_The request_
Copy out all of the material, matching it word for word.

START Dataset extract

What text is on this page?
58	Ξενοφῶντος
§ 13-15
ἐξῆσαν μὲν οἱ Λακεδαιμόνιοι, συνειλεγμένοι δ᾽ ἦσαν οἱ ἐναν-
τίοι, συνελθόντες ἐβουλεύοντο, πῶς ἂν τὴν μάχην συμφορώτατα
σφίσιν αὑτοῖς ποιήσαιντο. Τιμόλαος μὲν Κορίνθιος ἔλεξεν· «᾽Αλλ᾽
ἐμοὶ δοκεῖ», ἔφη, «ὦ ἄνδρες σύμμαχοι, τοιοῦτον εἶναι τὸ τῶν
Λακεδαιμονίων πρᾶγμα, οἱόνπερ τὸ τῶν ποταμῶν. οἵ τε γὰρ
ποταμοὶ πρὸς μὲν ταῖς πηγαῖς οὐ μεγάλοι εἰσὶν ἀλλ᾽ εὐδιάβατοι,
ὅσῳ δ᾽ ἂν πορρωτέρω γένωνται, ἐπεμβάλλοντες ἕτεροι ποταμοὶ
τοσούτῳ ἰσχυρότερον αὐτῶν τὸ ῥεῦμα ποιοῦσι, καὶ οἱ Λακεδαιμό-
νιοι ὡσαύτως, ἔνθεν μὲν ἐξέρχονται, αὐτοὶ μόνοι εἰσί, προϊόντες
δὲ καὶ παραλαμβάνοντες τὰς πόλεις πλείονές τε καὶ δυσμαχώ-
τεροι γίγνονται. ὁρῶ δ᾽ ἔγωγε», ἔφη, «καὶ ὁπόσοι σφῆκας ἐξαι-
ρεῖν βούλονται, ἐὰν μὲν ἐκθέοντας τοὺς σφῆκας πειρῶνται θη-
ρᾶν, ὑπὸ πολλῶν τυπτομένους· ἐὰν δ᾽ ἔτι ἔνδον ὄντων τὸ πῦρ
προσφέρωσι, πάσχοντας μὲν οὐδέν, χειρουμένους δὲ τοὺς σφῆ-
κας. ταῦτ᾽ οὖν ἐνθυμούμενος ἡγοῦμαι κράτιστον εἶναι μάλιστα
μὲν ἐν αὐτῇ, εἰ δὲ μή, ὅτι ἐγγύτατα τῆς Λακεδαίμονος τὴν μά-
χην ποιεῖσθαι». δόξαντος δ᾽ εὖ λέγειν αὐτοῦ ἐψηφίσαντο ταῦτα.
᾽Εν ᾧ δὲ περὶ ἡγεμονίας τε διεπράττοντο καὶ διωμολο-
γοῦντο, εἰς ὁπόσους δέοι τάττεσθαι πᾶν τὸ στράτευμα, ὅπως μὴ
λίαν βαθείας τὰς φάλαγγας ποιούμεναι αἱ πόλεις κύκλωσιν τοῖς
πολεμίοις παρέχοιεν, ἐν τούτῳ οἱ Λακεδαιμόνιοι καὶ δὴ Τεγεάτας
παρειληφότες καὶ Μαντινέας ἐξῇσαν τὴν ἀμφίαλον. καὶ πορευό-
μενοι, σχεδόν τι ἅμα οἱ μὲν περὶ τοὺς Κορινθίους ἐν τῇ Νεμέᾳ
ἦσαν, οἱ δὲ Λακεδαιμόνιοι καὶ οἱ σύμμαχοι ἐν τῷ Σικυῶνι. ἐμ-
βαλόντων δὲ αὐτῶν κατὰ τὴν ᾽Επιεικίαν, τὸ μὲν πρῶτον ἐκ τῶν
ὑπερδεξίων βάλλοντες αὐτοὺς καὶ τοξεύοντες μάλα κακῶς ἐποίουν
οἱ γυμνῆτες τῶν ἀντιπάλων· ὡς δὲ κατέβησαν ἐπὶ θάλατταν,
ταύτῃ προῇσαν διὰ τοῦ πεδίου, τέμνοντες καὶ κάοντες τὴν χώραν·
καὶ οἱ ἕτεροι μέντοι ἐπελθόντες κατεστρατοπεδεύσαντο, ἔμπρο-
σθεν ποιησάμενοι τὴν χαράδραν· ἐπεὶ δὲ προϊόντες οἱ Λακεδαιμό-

END Dataset extract

_Response_
What text is on this page?
58	Ξενοφῶντος
§ 13-15
ἐξῆσαν μὲν οἱ Λακεδαιμόνιοι, συνειλεγμένοι δ᾽ ἦσαν οἱ ἐναν-
τίοι, συνελθόντες ἐβουλεύοντο, πῶς ἂν τὴν μάχην συμφορώτατα
σφίσιν αὑτοῖς ποιήσαιντο. Τιμόλαος μὲν Κορίνθιος ἔλεξεν· «᾽Αλλ᾽
ἐμοὶ δοκεῖ», ἔφη, «ὦ ἄνδρες σύμμαχοι, τοιοῦτον εἶναι τὸ τῶν
Λακεδαιμονίων πρᾶγμα, οἱόνπερ τὸ τῶν ποταμῶν. οἵ τε γὰρ
ποταμοὶ πρὸς μὲν ταῖς πηγαῖς οὐ μεγάλοι εἰσὶν ἀλλ᾽ εὐδιάβατοι,
ὅσῳ δ᾽ ἂν πορρωτέρω γένωνται, ἐπεμβάλλοντες ἕτεροι ποταμοὶ
τοσούτῳ ἰσχυρότερον αὐτῶν τὸ ῥεῦμα ποιοῦσι, καὶ οἱ Λακεδαιμό-
νιοι ὡσαύτως, ἔνθεν μὲν ἐξέρχονται, αὐτοὶ μόνοι εἰσί, προϊόντες
δὲ καὶ παραλαμβάνοντες τὰς πόλεις πλείονές τε καὶ δυσμαχώ-
τεροι γίγνονται. ὁρῶ δ᾽ ἔγωγε», ἔφη, «καὶ ὁπόσοι σφῆκας ἐξαι-
ρεῖν βούλονται, ἐὰν μὲν ἐκθέοντας τοὺς σφῆκας πειρῶνται θη-
ρᾶν, ὑπὸ πολλῶν τυπτομένους· ἐὰν δ᾽ ἔτι ἔνδον ὄντων τὸ πῦρ
προσφέρωσι, πάσχοντας μὲν οὐδέν, χειρουμένους δὲ τοὺς σφῆ-
κας. ταῦτ᾽ οὖν ἐνθυμούμενος ἡγοῦμαι κράτιστον εἶναι μάλιστα
μὲν ἐν αὐτῇ, εἰ δὲ μή, ὅτι ἐγγύτατα τῆς Λακεδαίμονος τὴν μά-
χην ποιεῖσθαι». δόξαντος δ᾽ εὖ λέγειν αὐτοῦ ἐψηφίσαντο ταῦτα.
᾽Εν ᾧ δὲ περὶ ἡγεμονίας τε διεπράττοντο καὶ διωμολο-
γοῦντο, εἰς ὁπόσους δέοι τάττεσθαι πᾶν τὸ στράτευμα, ὅπως μὴ
λίαν βαθείας τὰς φάλαγγας ποιούμεναι αἱ πόλεις κύκλωσιν τοῖς
πολεμίοις παρέχοιεν, ἐν τούτῳ οἱ Λακεδαιμόνιοι καὶ δὴ Τεγεάτας
παρειληφότες καὶ Μαντινέας ἐξῇσαν τὴν ἀμφίαλον. καὶ πορευό-
μενοι, σχεδόν τι ἅμα οἱ μὲν περὶ τοὺς Κορινθίους ἐν τῇ Νεμέᾳ
ἦσαν, οἱ δὲ Λακεδαιμόνιοι καὶ οἱ σύμμαχοι ἐν τῷ Σικυῶνι. ἐμ-
βαλόντων δὲ αὐτῶν κατὰ τὴν ᾽Επιεικίαν, τὸ μὲν πρῶτον ἐκ τῶν
ὑπερδεξίων βάλλοντες αὐτοὺς καὶ τοξεύοντες μάλα κακῶς ἐποίουν
οἱ γυμνῆτες τῶν ἀντιπάλων· ὡς δὲ κατέβησαν ἐπὶ θάλατταν,
ταύτῃ προῇσαν διὰ τοῦ πεδίου, τέμνοντες καὶ κάοντες τὴν χώραν·
καὶ οἱ ἕτεροι μέντοι ἐπελθόντες κατεστρατοπεδεύσαντο, ἔμπρο-
σθεν ποιησάμενοι τὴν χαράδραν· ἐπεὶ δὲ προϊόντες οἱ Λακεδαιμό-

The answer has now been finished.